DIRECTIVE = Isolate every line in the records below with "image" in it.

---

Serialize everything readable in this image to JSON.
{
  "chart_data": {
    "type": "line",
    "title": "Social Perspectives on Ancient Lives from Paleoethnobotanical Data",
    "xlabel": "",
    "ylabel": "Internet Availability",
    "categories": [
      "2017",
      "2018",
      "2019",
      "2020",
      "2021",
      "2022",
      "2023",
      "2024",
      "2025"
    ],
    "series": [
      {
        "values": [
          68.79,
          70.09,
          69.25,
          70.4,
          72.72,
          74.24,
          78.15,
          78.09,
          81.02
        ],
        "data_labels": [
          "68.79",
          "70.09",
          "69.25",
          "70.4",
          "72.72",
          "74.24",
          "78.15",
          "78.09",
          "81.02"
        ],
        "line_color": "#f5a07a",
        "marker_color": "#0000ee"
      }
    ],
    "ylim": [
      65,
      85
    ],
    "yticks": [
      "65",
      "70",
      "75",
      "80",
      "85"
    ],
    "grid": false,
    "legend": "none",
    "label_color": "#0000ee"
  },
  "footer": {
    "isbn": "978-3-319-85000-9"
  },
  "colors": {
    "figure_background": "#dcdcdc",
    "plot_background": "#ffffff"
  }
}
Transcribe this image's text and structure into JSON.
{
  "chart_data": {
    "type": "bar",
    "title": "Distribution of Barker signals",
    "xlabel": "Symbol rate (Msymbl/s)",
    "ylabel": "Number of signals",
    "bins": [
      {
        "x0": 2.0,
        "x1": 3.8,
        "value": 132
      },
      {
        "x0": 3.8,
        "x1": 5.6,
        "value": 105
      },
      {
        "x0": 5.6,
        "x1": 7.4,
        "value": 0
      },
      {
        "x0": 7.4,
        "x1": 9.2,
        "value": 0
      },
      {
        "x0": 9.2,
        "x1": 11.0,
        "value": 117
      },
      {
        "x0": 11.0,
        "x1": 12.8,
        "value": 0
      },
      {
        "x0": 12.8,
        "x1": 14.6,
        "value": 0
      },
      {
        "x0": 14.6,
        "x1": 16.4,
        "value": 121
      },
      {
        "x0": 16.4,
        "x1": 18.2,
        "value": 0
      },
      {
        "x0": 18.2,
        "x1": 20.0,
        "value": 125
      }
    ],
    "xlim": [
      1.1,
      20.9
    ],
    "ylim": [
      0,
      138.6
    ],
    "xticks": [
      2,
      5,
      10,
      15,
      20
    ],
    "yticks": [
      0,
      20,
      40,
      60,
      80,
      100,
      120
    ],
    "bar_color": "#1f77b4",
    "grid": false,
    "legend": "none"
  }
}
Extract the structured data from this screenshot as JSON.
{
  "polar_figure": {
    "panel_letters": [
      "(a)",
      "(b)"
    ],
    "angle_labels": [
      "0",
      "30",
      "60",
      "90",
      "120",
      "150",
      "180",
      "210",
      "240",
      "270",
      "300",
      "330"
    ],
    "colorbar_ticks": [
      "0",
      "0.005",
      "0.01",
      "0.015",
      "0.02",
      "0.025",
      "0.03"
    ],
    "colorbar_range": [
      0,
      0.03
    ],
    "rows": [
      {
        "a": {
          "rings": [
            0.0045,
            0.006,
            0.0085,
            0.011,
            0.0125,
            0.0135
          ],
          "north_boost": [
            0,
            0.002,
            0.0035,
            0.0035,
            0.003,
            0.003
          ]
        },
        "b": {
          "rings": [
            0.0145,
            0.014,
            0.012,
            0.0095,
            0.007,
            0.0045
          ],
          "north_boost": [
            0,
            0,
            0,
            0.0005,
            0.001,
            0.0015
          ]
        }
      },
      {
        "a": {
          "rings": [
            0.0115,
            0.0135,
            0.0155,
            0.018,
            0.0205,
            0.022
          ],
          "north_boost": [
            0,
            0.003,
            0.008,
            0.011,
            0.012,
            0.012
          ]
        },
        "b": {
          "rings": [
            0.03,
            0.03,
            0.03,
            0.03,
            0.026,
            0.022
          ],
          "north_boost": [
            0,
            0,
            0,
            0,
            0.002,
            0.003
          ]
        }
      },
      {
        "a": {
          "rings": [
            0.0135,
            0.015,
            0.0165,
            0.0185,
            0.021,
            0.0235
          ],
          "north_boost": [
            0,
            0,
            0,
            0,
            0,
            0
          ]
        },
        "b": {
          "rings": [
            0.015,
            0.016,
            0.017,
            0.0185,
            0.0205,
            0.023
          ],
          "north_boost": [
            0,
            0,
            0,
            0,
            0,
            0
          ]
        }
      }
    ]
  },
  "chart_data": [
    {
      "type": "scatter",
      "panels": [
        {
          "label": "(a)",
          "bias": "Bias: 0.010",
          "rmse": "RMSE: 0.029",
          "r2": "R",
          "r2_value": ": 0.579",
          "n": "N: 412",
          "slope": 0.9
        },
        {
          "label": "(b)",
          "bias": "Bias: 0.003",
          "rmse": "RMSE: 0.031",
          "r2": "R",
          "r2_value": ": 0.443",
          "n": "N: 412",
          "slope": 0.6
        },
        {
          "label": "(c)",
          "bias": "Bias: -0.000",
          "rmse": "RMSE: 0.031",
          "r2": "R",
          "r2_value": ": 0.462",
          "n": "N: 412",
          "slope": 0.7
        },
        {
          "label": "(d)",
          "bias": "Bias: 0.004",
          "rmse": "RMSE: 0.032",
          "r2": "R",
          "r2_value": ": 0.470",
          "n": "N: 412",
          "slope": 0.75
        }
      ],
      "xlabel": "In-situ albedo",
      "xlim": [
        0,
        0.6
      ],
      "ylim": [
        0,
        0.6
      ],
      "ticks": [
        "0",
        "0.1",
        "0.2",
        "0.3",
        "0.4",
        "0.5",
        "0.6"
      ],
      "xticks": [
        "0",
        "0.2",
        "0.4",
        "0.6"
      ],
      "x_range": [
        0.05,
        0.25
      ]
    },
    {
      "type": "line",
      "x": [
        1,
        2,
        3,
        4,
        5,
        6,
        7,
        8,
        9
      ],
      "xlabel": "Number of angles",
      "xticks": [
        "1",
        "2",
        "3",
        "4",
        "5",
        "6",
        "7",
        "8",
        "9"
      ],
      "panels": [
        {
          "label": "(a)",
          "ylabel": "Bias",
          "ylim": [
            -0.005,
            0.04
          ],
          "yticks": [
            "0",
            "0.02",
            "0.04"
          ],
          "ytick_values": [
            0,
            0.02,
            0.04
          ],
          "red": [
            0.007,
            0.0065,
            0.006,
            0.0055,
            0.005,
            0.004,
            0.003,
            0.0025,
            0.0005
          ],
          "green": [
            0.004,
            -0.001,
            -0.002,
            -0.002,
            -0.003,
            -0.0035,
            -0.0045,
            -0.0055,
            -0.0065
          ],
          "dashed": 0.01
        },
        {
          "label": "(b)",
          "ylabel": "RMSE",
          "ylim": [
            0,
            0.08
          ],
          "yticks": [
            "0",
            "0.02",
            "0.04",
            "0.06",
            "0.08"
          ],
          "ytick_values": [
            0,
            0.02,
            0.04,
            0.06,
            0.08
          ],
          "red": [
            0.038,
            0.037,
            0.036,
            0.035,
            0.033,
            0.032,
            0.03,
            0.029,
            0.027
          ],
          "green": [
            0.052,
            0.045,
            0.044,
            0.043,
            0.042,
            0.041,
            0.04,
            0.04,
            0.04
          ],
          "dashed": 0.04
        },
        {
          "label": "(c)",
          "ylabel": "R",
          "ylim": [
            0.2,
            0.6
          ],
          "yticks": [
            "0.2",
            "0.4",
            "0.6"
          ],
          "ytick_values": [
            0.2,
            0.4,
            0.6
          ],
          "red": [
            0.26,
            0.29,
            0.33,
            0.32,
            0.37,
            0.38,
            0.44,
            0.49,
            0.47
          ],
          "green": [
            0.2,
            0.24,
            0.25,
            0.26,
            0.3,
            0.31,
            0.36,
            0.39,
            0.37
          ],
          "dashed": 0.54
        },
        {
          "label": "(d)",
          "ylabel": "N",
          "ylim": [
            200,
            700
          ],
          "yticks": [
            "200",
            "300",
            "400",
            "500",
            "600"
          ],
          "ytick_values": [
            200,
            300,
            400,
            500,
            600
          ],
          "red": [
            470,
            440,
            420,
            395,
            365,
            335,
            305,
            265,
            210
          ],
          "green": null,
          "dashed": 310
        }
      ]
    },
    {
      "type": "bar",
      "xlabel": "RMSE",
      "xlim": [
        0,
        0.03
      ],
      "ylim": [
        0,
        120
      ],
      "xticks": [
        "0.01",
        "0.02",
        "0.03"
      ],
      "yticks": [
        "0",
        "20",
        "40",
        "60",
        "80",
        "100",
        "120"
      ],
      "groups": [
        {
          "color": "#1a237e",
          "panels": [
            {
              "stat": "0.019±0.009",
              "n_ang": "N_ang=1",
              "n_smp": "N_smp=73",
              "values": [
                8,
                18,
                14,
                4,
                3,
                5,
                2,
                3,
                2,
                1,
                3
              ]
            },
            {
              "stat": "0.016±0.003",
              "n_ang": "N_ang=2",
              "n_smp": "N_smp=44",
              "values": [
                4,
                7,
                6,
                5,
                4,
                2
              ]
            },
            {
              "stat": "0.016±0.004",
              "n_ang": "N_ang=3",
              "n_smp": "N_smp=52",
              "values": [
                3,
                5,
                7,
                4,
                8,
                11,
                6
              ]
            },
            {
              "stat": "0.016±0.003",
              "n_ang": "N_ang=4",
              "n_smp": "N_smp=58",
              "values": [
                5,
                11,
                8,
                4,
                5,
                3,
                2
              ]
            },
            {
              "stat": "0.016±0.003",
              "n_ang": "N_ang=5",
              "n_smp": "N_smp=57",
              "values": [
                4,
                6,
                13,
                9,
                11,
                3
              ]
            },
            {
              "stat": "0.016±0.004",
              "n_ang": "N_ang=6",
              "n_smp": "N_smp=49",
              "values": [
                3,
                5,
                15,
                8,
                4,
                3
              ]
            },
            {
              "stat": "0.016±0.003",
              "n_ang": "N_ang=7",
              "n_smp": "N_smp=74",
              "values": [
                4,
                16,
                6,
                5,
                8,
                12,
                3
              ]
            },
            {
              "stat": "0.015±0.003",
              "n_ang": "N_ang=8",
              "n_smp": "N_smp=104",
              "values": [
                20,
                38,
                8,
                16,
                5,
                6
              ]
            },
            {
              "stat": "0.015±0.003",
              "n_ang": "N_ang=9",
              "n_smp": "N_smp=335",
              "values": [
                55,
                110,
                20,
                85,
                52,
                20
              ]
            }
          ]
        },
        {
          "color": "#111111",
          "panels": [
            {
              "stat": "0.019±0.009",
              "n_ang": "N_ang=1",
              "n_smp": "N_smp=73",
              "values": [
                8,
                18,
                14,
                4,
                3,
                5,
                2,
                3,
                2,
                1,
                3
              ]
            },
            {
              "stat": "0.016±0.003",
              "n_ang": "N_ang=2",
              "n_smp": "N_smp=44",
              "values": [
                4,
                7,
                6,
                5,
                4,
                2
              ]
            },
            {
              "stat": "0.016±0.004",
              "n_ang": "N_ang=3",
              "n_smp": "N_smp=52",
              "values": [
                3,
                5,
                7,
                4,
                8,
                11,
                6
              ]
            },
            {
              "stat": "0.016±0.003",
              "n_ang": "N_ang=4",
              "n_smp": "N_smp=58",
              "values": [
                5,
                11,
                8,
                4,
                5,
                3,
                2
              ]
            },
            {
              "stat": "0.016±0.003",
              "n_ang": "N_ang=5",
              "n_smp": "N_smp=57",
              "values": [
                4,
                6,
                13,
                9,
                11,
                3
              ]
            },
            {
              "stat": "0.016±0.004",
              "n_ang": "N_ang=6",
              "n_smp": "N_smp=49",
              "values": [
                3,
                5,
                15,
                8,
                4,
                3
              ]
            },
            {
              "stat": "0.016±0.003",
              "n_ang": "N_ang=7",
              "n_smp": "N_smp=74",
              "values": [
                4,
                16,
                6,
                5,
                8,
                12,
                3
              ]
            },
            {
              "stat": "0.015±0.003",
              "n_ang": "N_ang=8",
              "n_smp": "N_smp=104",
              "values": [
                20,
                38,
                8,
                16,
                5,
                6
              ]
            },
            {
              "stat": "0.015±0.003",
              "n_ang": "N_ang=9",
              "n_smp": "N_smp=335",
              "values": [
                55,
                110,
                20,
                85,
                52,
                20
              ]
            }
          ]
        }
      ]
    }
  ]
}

---

WORKED SOLUTION =
Serialize everything readable in this image to JSON.
Transcribe this image's text and structure into JSON.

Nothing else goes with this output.